DATASET ENTRIES:
--- --- ---
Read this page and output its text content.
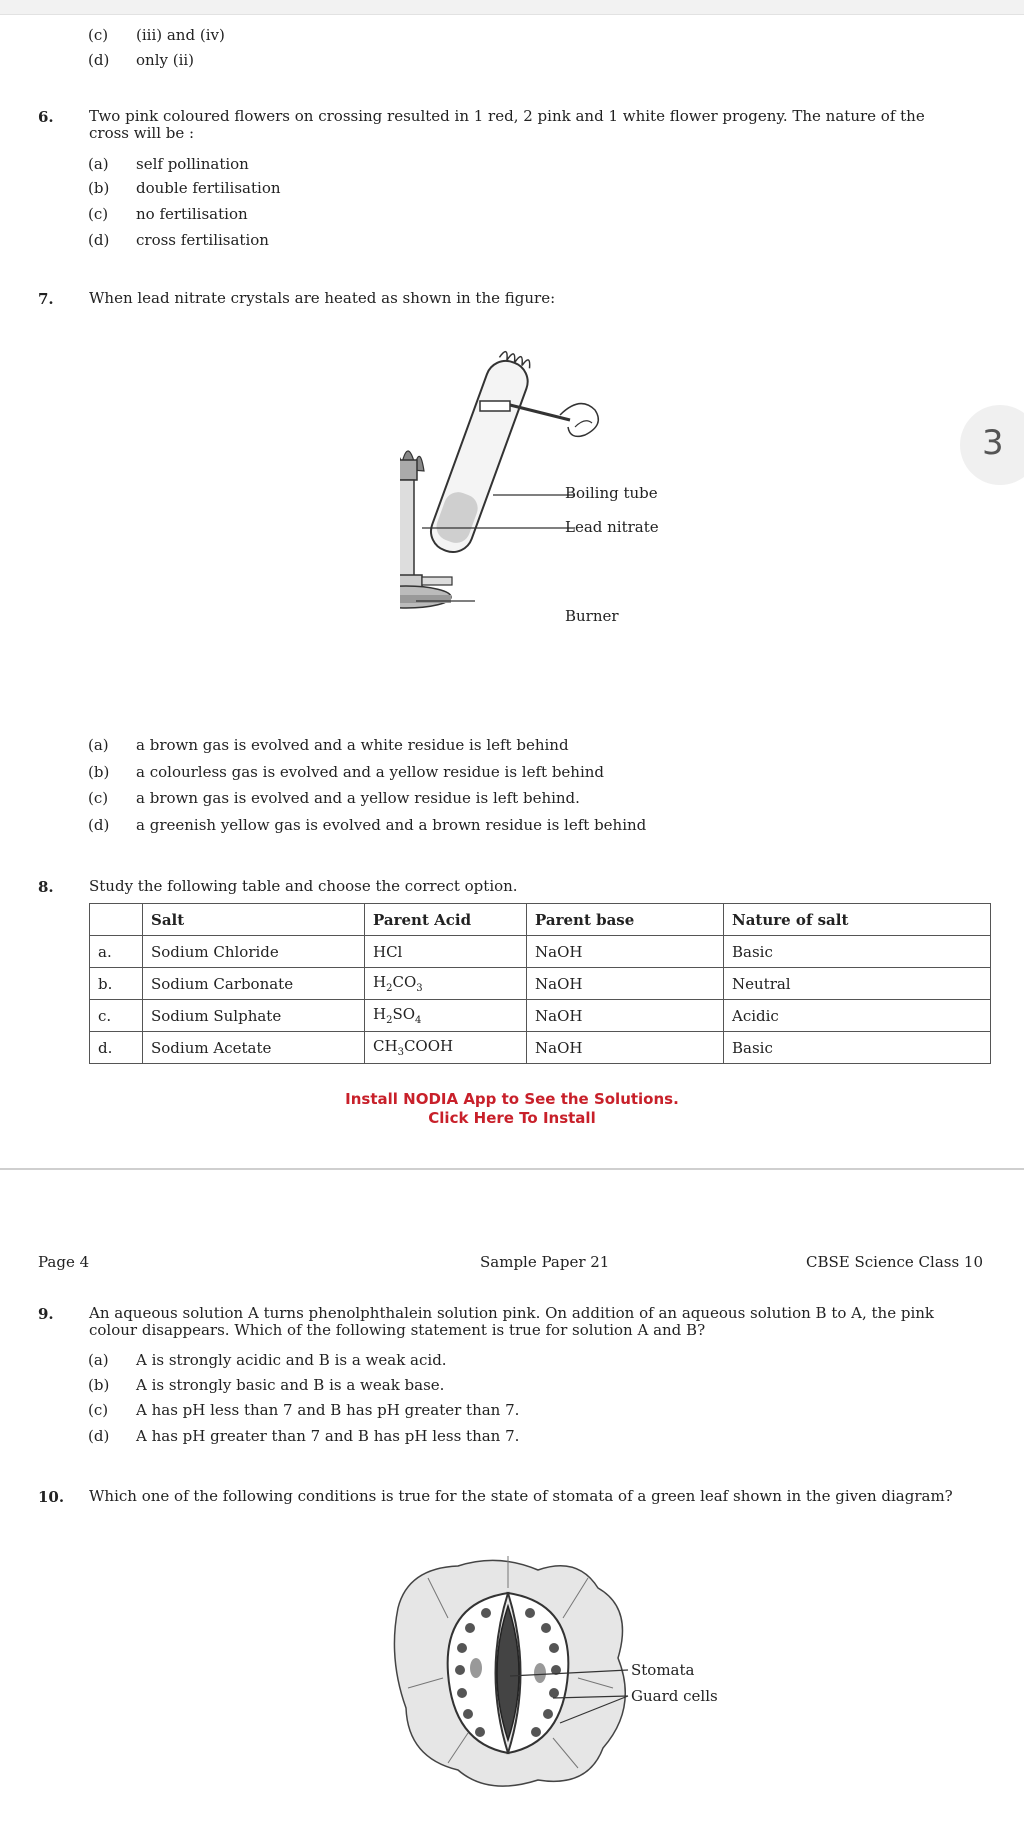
(c) (iii) and (iv)
(d) only (ii)
6. Two pink coloured flowers on crossing resulted in 1 red, 2 pink and 1 white flower progeny. The nature of the
cross will be :
(a) self pollination
(b) double fertilisation
(c) no fertilisation
(d) cross fertilisation
7. When lead nitrate crystals are heated as shown in the figure:
Boiling tube
Lead nitrate
Burner
(a) a brown gas is evolved and a white residue is left behind
(b) a colourless gas is evolved and a yellow residue is left behind
(c) a brown gas is evolved and a yellow residue is left behind.
(d) a greenish yellow gas is evolved and a brown residue is left behind
8. Study the following table and choose the correct option.
	Salt	Parent Acid	Parent base	Nature of salt
a.	Sodium Chloride	HCl	NaOH	Basic
b.	Sodium Carbonate	$H_2CO_3$	NaOH	Neutral
c.	Sodium Sulphate	$H_2SO_4$	NaOH	Acidic
d.	Sodium Acetate	$CH_3COOH$	NaOH	Basic
Install NODIA App to See the Solutions.
Click Here To Install
3
Page 4	Sample Paper 21	CBSE Science Class 10
9. An aqueous solution A turns phenolphthalein solution pink. On addition of an aqueous solution B to A, the pink
colour disappears. Which of the following statement is true for solution A and B?
(a) A is strongly acidic and B is a weak acid.
(b) A is strongly basic and B is a weak base.
(c) A has pH less than 7 and B has pH greater than 7.
(d) A has pH greater than 7 and B has pH less than 7.
10. Which one of the following conditions is true for the state of stomata of a green leaf shown in the given diagram?
Stomata
Guard cells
--- --- ---
Set down the material word for word, and drop every picture from it.

Read this page and output its text content.
(c) (iii) and (iv)
(d) only (ii)
6. Two pink coloured flowers on crossing resulted in 1 red, 2 pink and 1 white flower progeny. The nature of the
cross will be :
(a) self pollination
(b) double fertilisation
(c) no fertilisation
(d) cross fertilisation
7. When lead nitrate crystals are heated as shown in the figure:
Boiling tube
Lead nitrate
Burner
(a) a brown gas is evolved and a white residue is left behind
(b) a colourless gas is evolved and a yellow residue is left behind
(c) a brown gas is evolved and a yellow residue is left behind.
(d) a greenish yellow gas is evolved and a brown residue is left behind
8. Study the following table and choose the correct option.
	Salt	Parent Acid	Parent base	Nature of salt
a.	Sodium Chloride	HCl	NaOH	Basic
b.	Sodium Carbonate	$H_2CO_3$	NaOH	Neutral
c.	Sodium Sulphate	$H_2SO_4$	NaOH	Acidic
d.	Sodium Acetate	$CH_3COOH$	NaOH	Basic
Install NODIA App to See the Solutions.
Click Here To Install
3
Page 4	Sample Paper 21	CBSE Science Class 10
9. An aqueous solution A turns phenolphthalein solution pink. On addition of an aqueous solution B to A, the pink
colour disappears. Which of the following statement is true for solution A and B?
(a) A is strongly acidic and B is a weak acid.
(b) A is strongly basic and B is a weak base.
(c) A has pH less than 7 and B has pH greater than 7.
(d) A has pH greater than 7 and B has pH less than 7.
10. Which one of the following conditions is true for the state of stomata of a green leaf shown in the given diagram?
Stomata
Guard cells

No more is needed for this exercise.